__Task brief__: In the lines below, how many hold the word "SIWZ"? Answer only with the number.
_ _ _
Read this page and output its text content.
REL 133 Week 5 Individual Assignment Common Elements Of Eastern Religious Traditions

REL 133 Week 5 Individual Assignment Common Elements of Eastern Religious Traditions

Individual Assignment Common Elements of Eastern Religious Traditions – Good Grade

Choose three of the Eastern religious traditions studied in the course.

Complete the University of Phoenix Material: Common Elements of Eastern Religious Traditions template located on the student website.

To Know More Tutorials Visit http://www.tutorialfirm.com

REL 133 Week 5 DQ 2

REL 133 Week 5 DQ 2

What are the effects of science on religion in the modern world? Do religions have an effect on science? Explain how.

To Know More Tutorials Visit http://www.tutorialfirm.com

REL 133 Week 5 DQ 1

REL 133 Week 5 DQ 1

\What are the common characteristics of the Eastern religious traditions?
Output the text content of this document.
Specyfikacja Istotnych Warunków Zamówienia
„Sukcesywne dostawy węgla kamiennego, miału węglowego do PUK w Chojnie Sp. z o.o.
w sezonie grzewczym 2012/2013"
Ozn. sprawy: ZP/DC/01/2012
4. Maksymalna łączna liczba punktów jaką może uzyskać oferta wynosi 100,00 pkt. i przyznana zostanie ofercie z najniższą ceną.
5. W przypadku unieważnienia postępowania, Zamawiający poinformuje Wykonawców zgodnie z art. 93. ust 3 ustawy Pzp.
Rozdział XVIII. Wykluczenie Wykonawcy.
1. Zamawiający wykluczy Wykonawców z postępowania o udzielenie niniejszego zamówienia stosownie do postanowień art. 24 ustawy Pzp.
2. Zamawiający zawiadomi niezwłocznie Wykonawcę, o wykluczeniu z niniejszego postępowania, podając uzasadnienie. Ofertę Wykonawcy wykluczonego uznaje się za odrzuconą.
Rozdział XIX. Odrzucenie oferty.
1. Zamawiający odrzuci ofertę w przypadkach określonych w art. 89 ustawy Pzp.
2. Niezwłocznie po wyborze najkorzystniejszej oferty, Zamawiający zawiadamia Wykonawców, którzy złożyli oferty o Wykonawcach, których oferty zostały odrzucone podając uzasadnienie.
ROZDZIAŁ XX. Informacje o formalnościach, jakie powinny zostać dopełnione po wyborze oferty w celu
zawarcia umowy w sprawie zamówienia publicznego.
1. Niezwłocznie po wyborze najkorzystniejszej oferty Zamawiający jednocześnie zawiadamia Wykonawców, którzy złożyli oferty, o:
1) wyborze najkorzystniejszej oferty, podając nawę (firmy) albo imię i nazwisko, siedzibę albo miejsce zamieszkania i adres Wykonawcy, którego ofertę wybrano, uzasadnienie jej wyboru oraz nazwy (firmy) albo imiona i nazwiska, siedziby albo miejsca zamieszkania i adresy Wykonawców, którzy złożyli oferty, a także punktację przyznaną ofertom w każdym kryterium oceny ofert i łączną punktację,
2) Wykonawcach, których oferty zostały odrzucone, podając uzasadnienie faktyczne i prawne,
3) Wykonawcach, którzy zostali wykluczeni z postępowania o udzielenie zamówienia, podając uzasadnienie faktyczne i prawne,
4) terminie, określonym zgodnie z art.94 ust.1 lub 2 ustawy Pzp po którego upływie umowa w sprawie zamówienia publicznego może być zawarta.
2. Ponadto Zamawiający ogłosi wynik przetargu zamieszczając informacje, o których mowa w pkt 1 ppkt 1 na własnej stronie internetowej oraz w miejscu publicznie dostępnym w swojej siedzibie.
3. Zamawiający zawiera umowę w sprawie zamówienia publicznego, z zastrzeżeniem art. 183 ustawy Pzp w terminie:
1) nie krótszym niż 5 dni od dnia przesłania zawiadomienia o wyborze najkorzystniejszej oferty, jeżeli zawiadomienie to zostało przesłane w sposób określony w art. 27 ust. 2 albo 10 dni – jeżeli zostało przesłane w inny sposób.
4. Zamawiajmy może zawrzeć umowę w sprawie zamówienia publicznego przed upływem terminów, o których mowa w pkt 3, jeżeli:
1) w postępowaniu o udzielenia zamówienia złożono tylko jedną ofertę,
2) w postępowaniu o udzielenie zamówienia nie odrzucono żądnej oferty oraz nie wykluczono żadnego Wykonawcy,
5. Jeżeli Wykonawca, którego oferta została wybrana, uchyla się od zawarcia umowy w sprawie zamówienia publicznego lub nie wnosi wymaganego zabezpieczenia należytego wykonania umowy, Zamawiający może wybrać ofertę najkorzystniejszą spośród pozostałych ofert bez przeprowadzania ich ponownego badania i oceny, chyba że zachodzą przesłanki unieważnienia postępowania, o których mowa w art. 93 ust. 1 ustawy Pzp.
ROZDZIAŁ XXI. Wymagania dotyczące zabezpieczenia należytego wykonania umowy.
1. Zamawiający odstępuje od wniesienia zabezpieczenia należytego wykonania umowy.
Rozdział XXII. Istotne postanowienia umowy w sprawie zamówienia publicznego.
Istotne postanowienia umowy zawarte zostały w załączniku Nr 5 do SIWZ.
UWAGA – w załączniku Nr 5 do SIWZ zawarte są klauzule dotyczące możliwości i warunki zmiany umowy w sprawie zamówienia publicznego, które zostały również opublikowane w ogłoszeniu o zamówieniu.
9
_ _ _
__Exercise result__: 2